#### [Given request]
Copy out each line below that has the word "this" in it.

#### [Data shown]

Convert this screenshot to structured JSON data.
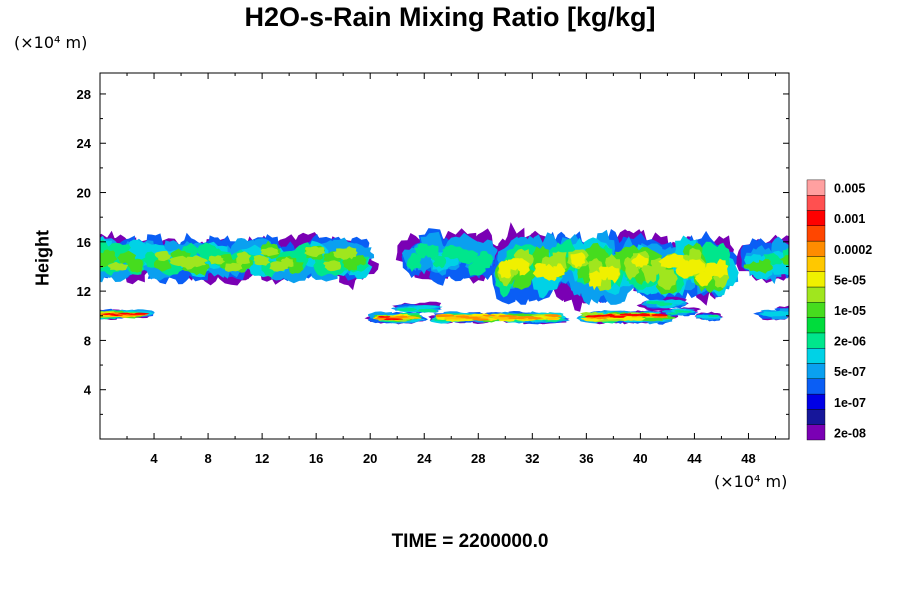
{
  "chart_data": {
    "type": "heatmap",
    "title": "H2O-s-Rain Mixing Ratio [kg/kg]",
    "ylabel": "Height",
    "x_unit": "(×10⁴ m)",
    "y_unit": "(×10⁴ m)",
    "x_ticks": [
      4,
      8,
      12,
      16,
      20,
      24,
      28,
      32,
      36,
      40,
      44,
      48
    ],
    "y_ticks": [
      4,
      8,
      12,
      16,
      20,
      24,
      28
    ],
    "xlim": [
      0,
      51
    ],
    "ylim": [
      0,
      29.7
    ],
    "grid": false,
    "footer": "TIME = 2200000.0",
    "legend": {
      "placement": "right",
      "labels": [
        "0.005",
        "0.001",
        "0.0002",
        "5e-05",
        "1e-05",
        "2e-06",
        "5e-07",
        "1e-07",
        "2e-08"
      ],
      "colors": [
        "#7a00b4",
        "#16169a",
        "#0000e6",
        "#0a5ef5",
        "#0aa0f0",
        "#00d2e6",
        "#00e68c",
        "#00dc3c",
        "#46dc1e",
        "#a0e61e",
        "#f0f000",
        "#ffc800",
        "#ff8c00",
        "#ff4600",
        "#ff0000",
        "#ff5050",
        "#ffa0a0"
      ]
    },
    "regions": [
      {
        "x": [
          0,
          19.2
        ],
        "y": [
          13.2,
          16.0
        ],
        "level": "1e-05 to 5e-05"
      },
      {
        "x": [
          0,
          3.0
        ],
        "y": [
          9.8,
          10.4
        ],
        "level": "0.001"
      },
      {
        "x": [
          21.0,
          23.0
        ],
        "y": [
          9.5,
          10.2
        ],
        "level": "0.001"
      },
      {
        "x": [
          23.2,
          28.5
        ],
        "y": [
          13.0,
          16.3
        ],
        "level": "1e-06 to 1e-05"
      },
      {
        "x": [
          25.5,
          33.5
        ],
        "y": [
          9.5,
          10.2
        ],
        "level": "0.0002"
      },
      {
        "x": [
          30.0,
          46.0
        ],
        "y": [
          11.7,
          16.0
        ],
        "level": "5e-05"
      },
      {
        "x": [
          36.5,
          41.5
        ],
        "y": [
          9.5,
          10.3
        ],
        "level": "0.001"
      },
      {
        "x": [
          48.5,
          51.0
        ],
        "y": [
          13.0,
          15.9
        ],
        "level": "1e-05"
      }
    ]
  }
}
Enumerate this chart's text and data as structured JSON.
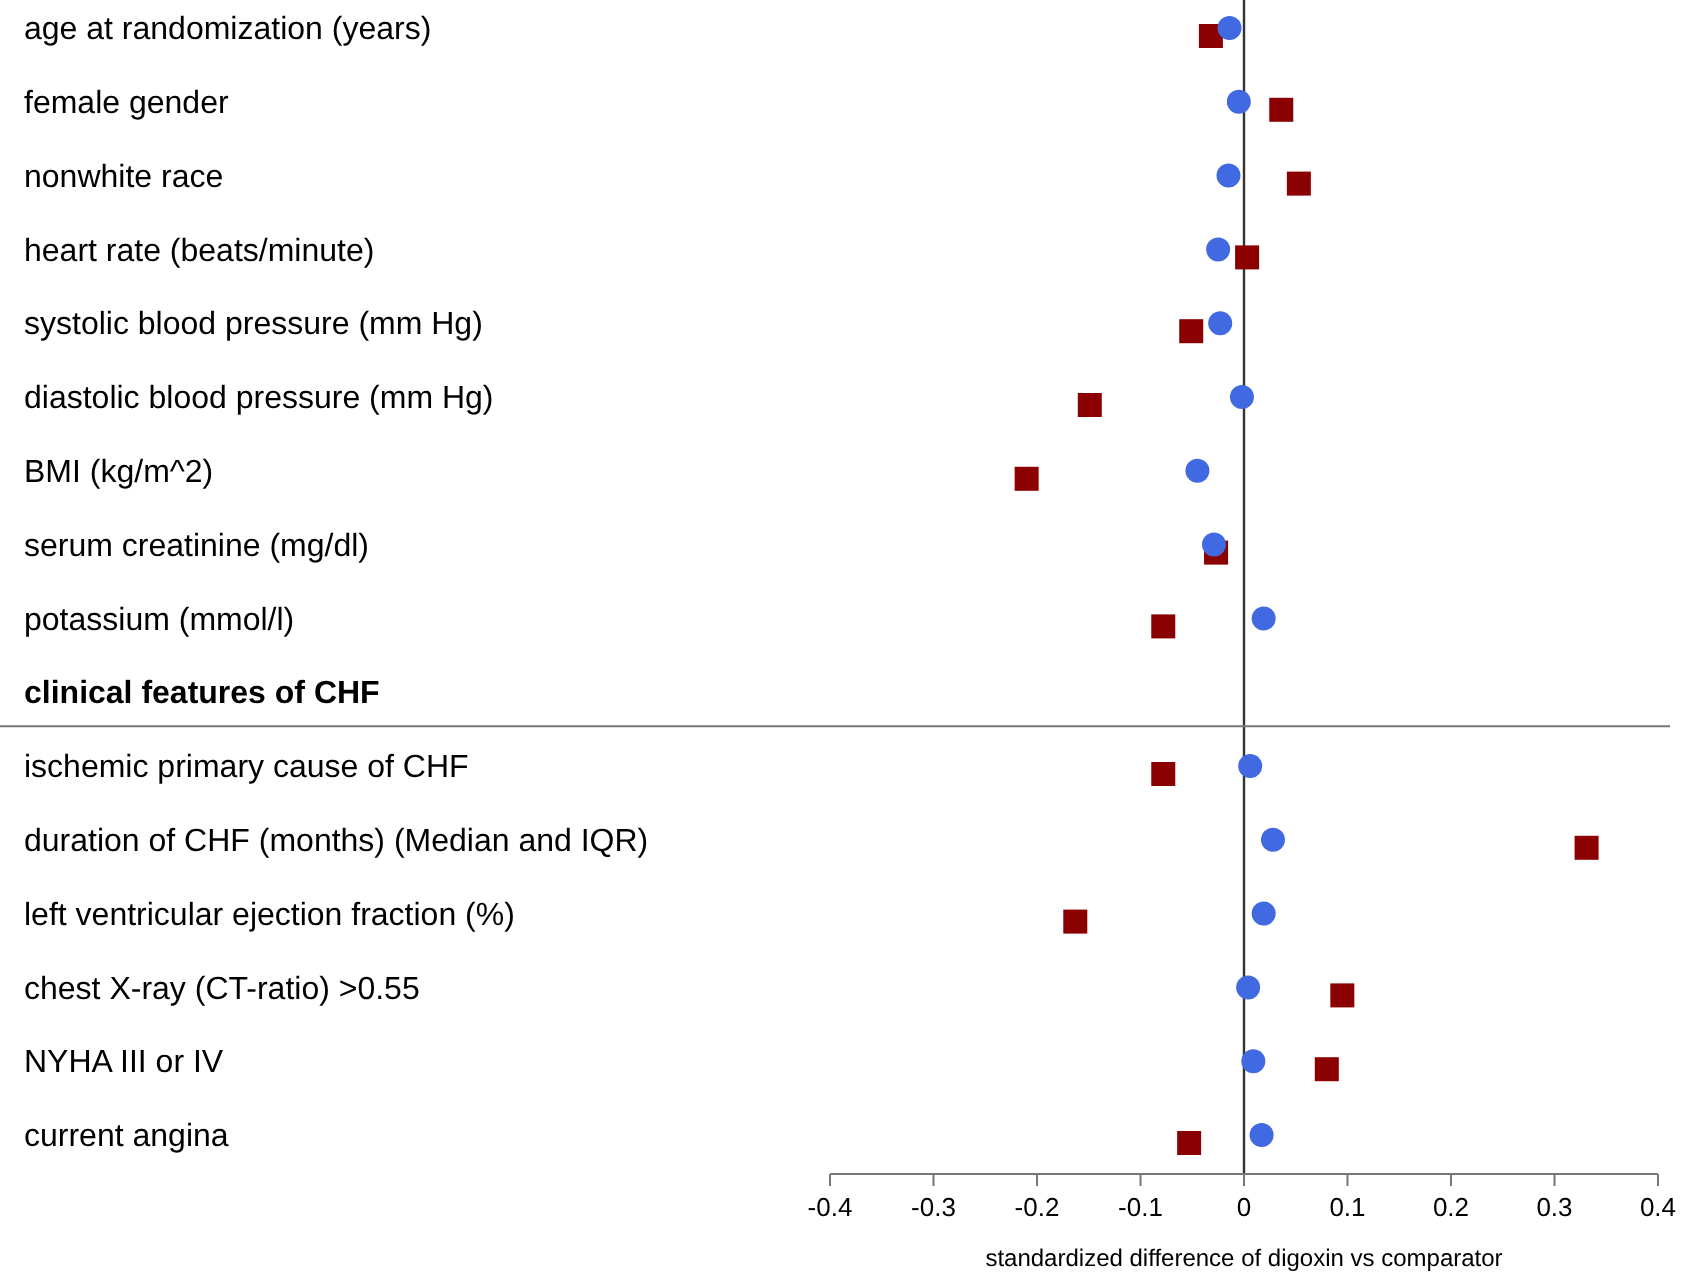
{
  "chart_data": {
    "type": "scatter",
    "orientation": "horizontal",
    "categories": [
      "age at randomization (years)",
      "female gender",
      "nonwhite race",
      "heart rate (beats/minute)",
      "systolic blood pressure (mm Hg)",
      "diastolic blood pressure (mm Hg)",
      "BMI (kg/m^2)",
      "serum creatinine (mg/dl)",
      "potassium (mmol/l)",
      "clinical features of CHF",
      "ischemic primary cause of CHF",
      "duration of CHF (months) (Median and IQR)",
      "left ventricular ejection fraction (%)",
      "chest X-ray (CT-ratio) >0.55",
      "NYHA III or IV",
      "current angina"
    ],
    "series": [
      {
        "color": "#8b0000",
        "marker": "square",
        "values": [
          -0.032,
          0.036,
          0.053,
          0.003,
          -0.051,
          -0.149,
          -0.21,
          -0.027,
          -0.078,
          null,
          -0.078,
          0.331,
          -0.163,
          0.095,
          0.08,
          -0.053
        ]
      },
      {
        "color": "#4169e1",
        "marker": "circle",
        "values": [
          -0.014,
          -0.005,
          -0.015,
          -0.025,
          -0.023,
          -0.002,
          -0.045,
          -0.029,
          0.019,
          null,
          0.006,
          0.028,
          0.019,
          0.004,
          0.009,
          0.017
        ]
      }
    ],
    "xlim": [
      -0.4,
      0.4
    ],
    "xticks": [
      -0.4,
      -0.3,
      -0.2,
      -0.1,
      0,
      0.1,
      0.2,
      0.3,
      0.4
    ],
    "xlabel": "standardized difference of digoxin vs comparator",
    "ref_lines": [
      {
        "axis": "x",
        "value": 0,
        "color": "#333333"
      },
      {
        "axis": "y",
        "value": "clinical features of CHF",
        "color": "#777777"
      }
    ],
    "grid": false
  }
}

#### [The answer]
Convert this screenshot to structured JSON data.
Enumerate this chart's text and data as structured JSON.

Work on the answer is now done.